### EXERCISE GOAL
Take the data below and repeat it exactly.

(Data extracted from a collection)
════════

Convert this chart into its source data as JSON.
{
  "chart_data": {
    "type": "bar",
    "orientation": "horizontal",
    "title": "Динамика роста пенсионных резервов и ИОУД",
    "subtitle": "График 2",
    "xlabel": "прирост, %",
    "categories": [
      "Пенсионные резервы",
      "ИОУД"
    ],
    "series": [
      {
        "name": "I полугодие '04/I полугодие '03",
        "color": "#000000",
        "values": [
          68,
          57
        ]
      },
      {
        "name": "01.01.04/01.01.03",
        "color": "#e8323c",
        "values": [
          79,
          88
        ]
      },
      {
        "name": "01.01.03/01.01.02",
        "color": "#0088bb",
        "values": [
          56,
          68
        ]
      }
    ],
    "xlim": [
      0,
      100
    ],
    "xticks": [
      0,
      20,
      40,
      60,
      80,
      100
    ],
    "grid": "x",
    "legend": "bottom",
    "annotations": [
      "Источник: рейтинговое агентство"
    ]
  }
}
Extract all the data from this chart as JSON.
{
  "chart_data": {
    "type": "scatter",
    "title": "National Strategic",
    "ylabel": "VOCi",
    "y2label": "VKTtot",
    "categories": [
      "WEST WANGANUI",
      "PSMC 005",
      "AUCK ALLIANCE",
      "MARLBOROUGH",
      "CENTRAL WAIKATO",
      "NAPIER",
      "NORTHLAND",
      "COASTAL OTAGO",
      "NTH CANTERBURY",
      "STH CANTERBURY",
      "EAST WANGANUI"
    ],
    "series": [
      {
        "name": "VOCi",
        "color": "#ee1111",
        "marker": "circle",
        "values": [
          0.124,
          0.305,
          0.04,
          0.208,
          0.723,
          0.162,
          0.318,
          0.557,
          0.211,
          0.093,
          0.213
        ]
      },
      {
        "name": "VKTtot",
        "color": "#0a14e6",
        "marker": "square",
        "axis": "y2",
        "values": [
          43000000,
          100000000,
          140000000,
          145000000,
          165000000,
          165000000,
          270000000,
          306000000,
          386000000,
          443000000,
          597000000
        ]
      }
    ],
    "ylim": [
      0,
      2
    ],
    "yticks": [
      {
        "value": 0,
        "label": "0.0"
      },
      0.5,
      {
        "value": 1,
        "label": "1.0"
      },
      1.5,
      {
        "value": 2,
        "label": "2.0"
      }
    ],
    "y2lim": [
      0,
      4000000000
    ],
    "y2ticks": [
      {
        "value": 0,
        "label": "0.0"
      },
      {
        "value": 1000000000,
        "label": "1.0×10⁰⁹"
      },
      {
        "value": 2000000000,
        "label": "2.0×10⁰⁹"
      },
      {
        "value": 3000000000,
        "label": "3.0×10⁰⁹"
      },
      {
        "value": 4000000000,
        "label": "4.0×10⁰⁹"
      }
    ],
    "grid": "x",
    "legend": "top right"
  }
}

════════

### ANSWER
Convert this chart into its source data as JSON.
{
  "chart_data": {
    "type": "bar",
    "orientation": "horizontal",
    "title": "Динамика роста пенсионных резервов и ИОУД",
    "subtitle": "График 2",
    "xlabel": "прирост, %",
    "categories": [
      "Пенсионные резервы",
      "ИОУД"
    ],
    "series": [
      {
        "name": "I полугодие '04/I полугодие '03",
        "color": "#000000",
        "values": [
          68,
          57
        ]
      },
      {
        "name": "01.01.04/01.01.03",
        "color": "#e8323c",
        "values": [
          79,
          88
        ]
      },
      {
        "name": "01.01.03/01.01.02",
        "color": "#0088bb",
        "values": [
          56,
          68
        ]
      }
    ],
    "xlim": [
      0,
      100
    ],
    "xticks": [
      0,
      20,
      40,
      60,
      80,
      100
    ],
    "grid": "x",
    "legend": "bottom",
    "annotations": [
      "Источник: рейтинговое агентство"
    ]
  }
}
Extract all the data from this chart as JSON.
{
  "chart_data": {
    "type": "scatter",
    "title": "National Strategic",
    "ylabel": "VOCi",
    "y2label": "VKTtot",
    "categories": [
      "WEST WANGANUI",
      "PSMC 005",
      "AUCK ALLIANCE",
      "MARLBOROUGH",
      "CENTRAL WAIKATO",
      "NAPIER",
      "NORTHLAND",
      "COASTAL OTAGO",
      "NTH CANTERBURY",
      "STH CANTERBURY",
      "EAST WANGANUI"
    ],
    "series": [
      {
        "name": "VOCi",
        "color": "#ee1111",
        "marker": "circle",
        "values": [
          0.124,
          0.305,
          0.04,
          0.208,
          0.723,
          0.162,
          0.318,
          0.557,
          0.211,
          0.093,
          0.213
        ]
      },
      {
        "name": "VKTtot",
        "color": "#0a14e6",
        "marker": "square",
        "axis": "y2",
        "values": [
          43000000,
          100000000,
          140000000,
          145000000,
          165000000,
          165000000,
          270000000,
          306000000,
          386000000,
          443000000,
          597000000
        ]
      }
    ],
    "ylim": [
      0,
      2
    ],
    "yticks": [
      {
        "value": 0,
        "label": "0.0"
      },
      0.5,
      {
        "value": 1,
        "label": "1.0"
      },
      1.5,
      {
        "value": 2,
        "label": "2.0"
      }
    ],
    "y2lim": [
      0,
      4000000000
    ],
    "y2ticks": [
      {
        "value": 0,
        "label": "0.0"
      },
      {
        "value": 1000000000,
        "label": "1.0×10⁰⁹"
      },
      {
        "value": 2000000000,
        "label": "2.0×10⁰⁹"
      },
      {
        "value": 3000000000,
        "label": "3.0×10⁰⁹"
      },
      {
        "value": 4000000000,
        "label": "4.0×10⁰⁹"
      }
    ],
    "grid": "x",
    "legend": "top right"
  }
}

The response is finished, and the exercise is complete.